== DATA TO USE ==
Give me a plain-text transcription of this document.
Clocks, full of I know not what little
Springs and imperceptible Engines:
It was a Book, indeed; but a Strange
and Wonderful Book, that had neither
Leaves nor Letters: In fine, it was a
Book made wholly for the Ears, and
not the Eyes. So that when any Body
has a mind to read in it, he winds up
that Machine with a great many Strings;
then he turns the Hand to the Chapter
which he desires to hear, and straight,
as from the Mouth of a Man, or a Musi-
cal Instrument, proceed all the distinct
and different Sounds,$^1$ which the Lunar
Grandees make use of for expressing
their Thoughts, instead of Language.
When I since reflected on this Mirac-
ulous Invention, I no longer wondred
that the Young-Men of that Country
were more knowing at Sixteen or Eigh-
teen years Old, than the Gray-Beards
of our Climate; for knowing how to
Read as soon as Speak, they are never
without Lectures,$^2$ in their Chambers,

== YOUR OBJECTIVE ==
Return all lines of the material above in which the word "their" occurs.

== THE ANSWER ==
their Thoughts, instead of Language.
without Lectures,$^2$ in their Chambers,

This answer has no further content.